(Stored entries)
◆ ◆ ◆ ◆ ◆ ◆ ◆

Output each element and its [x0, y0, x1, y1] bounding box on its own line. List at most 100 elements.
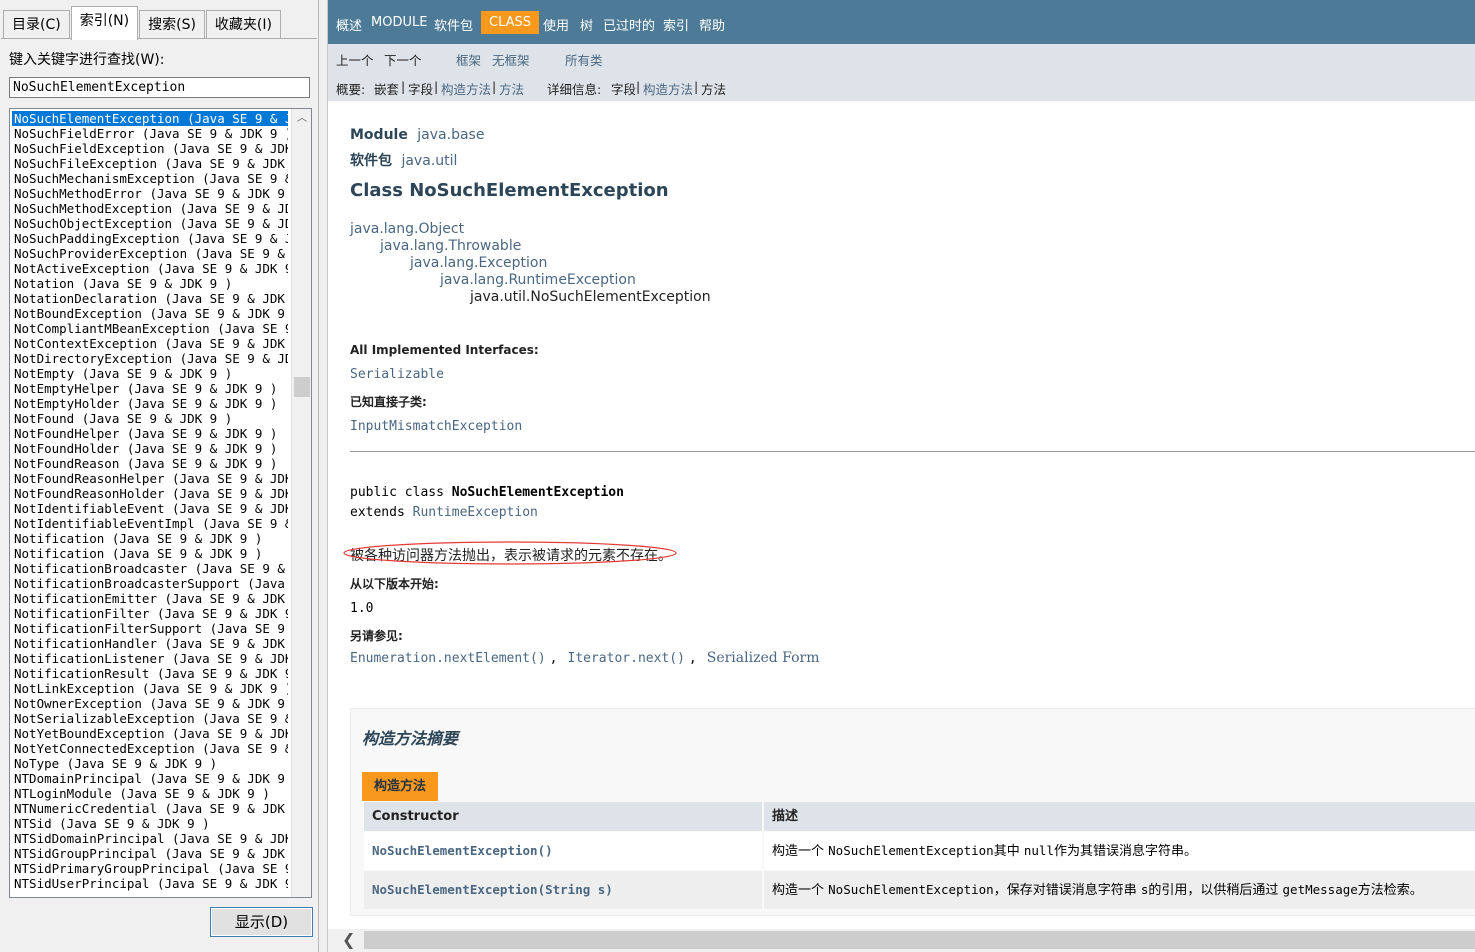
iterator-next-link[interactable]: Iterator.next(): [568, 651, 685, 666]
scrollbar-thumb[interactable]: [294, 377, 310, 397]
inheritance-throwable[interactable]: java.lang.Throwable: [380, 238, 521, 254]
list-item[interactable]: NTDomainPrincipal (Java SE 9 & JDK 9 ): [12, 771, 288, 786]
nav-module[interactable]: MODULE: [371, 15, 427, 30]
list-item[interactable]: NotFoundReasonHolder (Java SE 9 & JDK 9 …: [12, 486, 288, 501]
tab-contents[interactable]: 目录(C): [3, 10, 70, 39]
list-item[interactable]: NotificationEmitter (Java SE 9 & JDK 9 ): [12, 591, 288, 606]
list-item[interactable]: NTLoginModule (Java SE 9 & JDK 9 ): [12, 786, 288, 801]
scroll-left-icon[interactable]: ❮: [342, 930, 355, 949]
inputmismatch-link[interactable]: InputMismatchException: [350, 419, 522, 434]
index-list[interactable]: NoSuchElementException (Java SE 9 & JDK …: [9, 108, 312, 898]
nav-package[interactable]: 软件包: [434, 15, 473, 34]
nav-overview[interactable]: 概述: [336, 15, 362, 34]
serializable-link[interactable]: Serializable: [350, 367, 444, 382]
no-frames-link[interactable]: 无框架: [492, 50, 530, 69]
next-class: 下一个: [384, 53, 422, 68]
list-item[interactable]: NotEmpty (Java SE 9 & JDK 9 ): [12, 366, 288, 381]
list-item[interactable]: NoSuchFieldError (Java SE 9 & JDK 9 ): [12, 126, 288, 141]
display-button[interactable]: 显示(D): [210, 907, 313, 937]
list-item[interactable]: NotYetConnectedException (Java SE 9 & JD…: [12, 741, 288, 756]
nav-index[interactable]: 索引: [663, 15, 689, 34]
inheritance-object[interactable]: java.lang.Object: [350, 221, 464, 237]
list-item[interactable]: NotLinkException (Java SE 9 & JDK 9 ): [12, 681, 288, 696]
tab-favorites[interactable]: 收藏夹(I): [205, 10, 281, 39]
list-item[interactable]: NTSidGroupPrincipal (Java SE 9 & JDK 9 ): [12, 846, 288, 861]
list-item[interactable]: NotificationBroadcasterSupport (Java SE …: [12, 576, 288, 591]
list-item[interactable]: NoSuchObjectException (Java SE 9 & JDK 9…: [12, 216, 288, 231]
keyword-input[interactable]: [9, 77, 310, 98]
list-item[interactable]: NotificationBroadcaster (Java SE 9 & JDK…: [12, 561, 288, 576]
list-item[interactable]: NotificationHandler (Java SE 9 & JDK 9 ): [12, 636, 288, 651]
tab-search[interactable]: 搜索(S): [139, 10, 205, 39]
list-item[interactable]: NotCompliantMBeanException (Java SE 9 & …: [12, 321, 288, 336]
list-item[interactable]: NotIdentifiableEventImpl (Java SE 9 & JD…: [12, 516, 288, 531]
detail-field: 字段: [611, 82, 637, 97]
list-item[interactable]: Notification (Java SE 9 & JDK 9 ): [12, 531, 288, 546]
list-item[interactable]: NotFoundReasonHelper (Java SE 9 & JDK 9 …: [12, 471, 288, 486]
list-item[interactable]: NoType (Java SE 9 & JDK 9 ): [12, 756, 288, 771]
detail-constructor-link[interactable]: 构造方法: [643, 79, 693, 98]
nav-help[interactable]: 帮助: [699, 15, 725, 34]
list-item[interactable]: NotSerializableException (Java SE 9 & JD…: [12, 711, 288, 726]
package-link[interactable]: java.util: [401, 153, 457, 169]
list-item[interactable]: NoSuchProviderException (Java SE 9 & JDK…: [12, 246, 288, 261]
list-item[interactable]: NoSuchPaddingException (Java SE 9 & JDK …: [12, 231, 288, 246]
nav-deprecated[interactable]: 已过时的: [603, 15, 655, 34]
inheritance-exception[interactable]: java.lang.Exception: [410, 255, 547, 271]
list-item[interactable]: NotBoundException (Java SE 9 & JDK 9 ): [12, 306, 288, 321]
horizontal-scrollbar-thumb[interactable]: [364, 931, 1475, 949]
enumeration-nextelement-link[interactable]: Enumeration.nextElement(): [350, 651, 546, 666]
separator: |: [694, 79, 699, 94]
list-item[interactable]: NotFoundHolder (Java SE 9 & JDK 9 ): [12, 441, 288, 456]
list-item[interactable]: NotOwnerException (Java SE 9 & JDK 9 ): [12, 696, 288, 711]
horizontal-scrollbar[interactable]: ❮: [328, 929, 1475, 952]
nav-use[interactable]: 使用: [543, 15, 569, 34]
list-item[interactable]: NotificationListener (Java SE 9 & JDK 9 …: [12, 651, 288, 666]
list-item[interactable]: NTSidPrimaryGroupPrincipal (Java SE 9 & …: [12, 861, 288, 876]
constructor-link-noarg[interactable]: NoSuchElementException(): [372, 843, 553, 858]
constructor-link-string[interactable]: NoSuchElementException(String s): [372, 882, 613, 897]
list-item[interactable]: NTSid (Java SE 9 & JDK 9 ): [12, 816, 288, 831]
list-item[interactable]: NotActiveException (Java SE 9 & JDK 9 ): [12, 261, 288, 276]
list-item[interactable]: Notation (Java SE 9 & JDK 9 ): [12, 276, 288, 291]
frames-link[interactable]: 框架: [456, 50, 481, 69]
index-tab-panel: 键入关键字进行查找(W): NoSuchElementException (Ja…: [1, 38, 317, 950]
list-item[interactable]: NoSuchMethodError (Java SE 9 & JDK 9 ): [12, 186, 288, 201]
index-list-scrollbar[interactable]: ︿: [291, 109, 311, 897]
summary-method-link[interactable]: 方法: [499, 79, 524, 98]
list-item[interactable]: NotationDeclaration (Java SE 9 & JDK 9 ): [12, 291, 288, 306]
list-item[interactable]: NoSuchMethodException (Java SE 9 & JDK 9…: [12, 201, 288, 216]
scroll-up-icon[interactable]: ︿: [296, 113, 308, 125]
tab-index[interactable]: 索引(N): [70, 6, 139, 40]
list-item[interactable]: NotEmptyHolder (Java SE 9 & JDK 9 ): [12, 396, 288, 411]
list-item[interactable]: NotIdentifiableEvent (Java SE 9 & JDK 9 …: [12, 501, 288, 516]
list-item[interactable]: NTSidUserPrincipal (Java SE 9 & JDK 9 ): [12, 876, 288, 891]
list-item[interactable]: NTNumericCredential (Java SE 9 & JDK 9 ): [12, 801, 288, 816]
list-item[interactable]: NotFoundReason (Java SE 9 & JDK 9 ): [12, 456, 288, 471]
list-item[interactable]: NotFound (Java SE 9 & JDK 9 ): [12, 411, 288, 426]
sub-nav-bar: 上一个 下一个 框架 无框架 所有类 概要: 嵌套 | 字段 | 构造方法 | …: [328, 44, 1475, 101]
list-item[interactable]: NoSuchElementException (Java SE 9 & JDK …: [12, 111, 288, 126]
list-item[interactable]: NoSuchFileException (Java SE 9 & JDK 9 ): [12, 156, 288, 171]
list-item[interactable]: NotDirectoryException (Java SE 9 & JDK 9…: [12, 351, 288, 366]
list-item[interactable]: NTSidDomainPrincipal (Java SE 9 & JDK 9 …: [12, 831, 288, 846]
all-classes-link[interactable]: 所有类: [565, 50, 603, 69]
list-item[interactable]: NotEmptyHelper (Java SE 9 & JDK 9 ): [12, 381, 288, 396]
list-item[interactable]: NotFoundHelper (Java SE 9 & JDK 9 ): [12, 426, 288, 441]
table-row-desc: 构造一个 NoSuchElementException其中 null作为其错误消…: [764, 832, 1475, 870]
runtimeexception-link[interactable]: RuntimeException: [413, 505, 538, 520]
list-item[interactable]: NotContextException (Java SE 9 & JDK 9 ): [12, 336, 288, 351]
list-item[interactable]: NotificationFilter (Java SE 9 & JDK 9 ): [12, 606, 288, 621]
list-item[interactable]: NotificationFilterSupport (Java SE 9 & J…: [12, 621, 288, 636]
list-item[interactable]: Notification (Java SE 9 & JDK 9 ): [12, 546, 288, 561]
top-nav-bar: 概述 MODULE 软件包 CLASS 使用 树 已过时的 索引 帮助: [328, 0, 1475, 44]
inheritance-runtimeexception[interactable]: java.lang.RuntimeException: [440, 272, 636, 288]
list-item[interactable]: NoSuchMechanismException (Java SE 9 & JD…: [12, 171, 288, 186]
summary-constructor-link[interactable]: 构造方法: [441, 79, 491, 98]
serialized-form-link[interactable]: Serialized Form: [707, 650, 820, 666]
list-item[interactable]: NoSuchFieldException (Java SE 9 & JDK 9 …: [12, 141, 288, 156]
nav-tree[interactable]: 树: [580, 15, 593, 34]
list-item[interactable]: NotificationResult (Java SE 9 & JDK 9 ): [12, 666, 288, 681]
module-link[interactable]: java.base: [417, 127, 484, 143]
list-item[interactable]: NotYetBoundException (Java SE 9 & JDK 9 …: [12, 726, 288, 741]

◆ ◆ ◆ ◆ ◆ ◆ ◆

◆ What this task involves ◆
Switch "interactable" to "clickable" in the lines of the stored entries that begin at the line containing "651, 685, 666]" and stop after the line containing "list-item[interactable]: NTDomainPrincipal (Java", and give back only those lines with nothing else changed.

◆ Task response ◆
iterator-next-link[clickable]: Iterator.next(): [568, 651, 685, 666]
scrollbar-thumb[clickable]: [294, 377, 310, 397]
inheritance-throwable[clickable]: java.lang.Throwable: [380, 238, 521, 254]
list-item[clickable]: NTDomainPrincipal (Java SE 9 & JDK 9 ): [12, 771, 288, 786]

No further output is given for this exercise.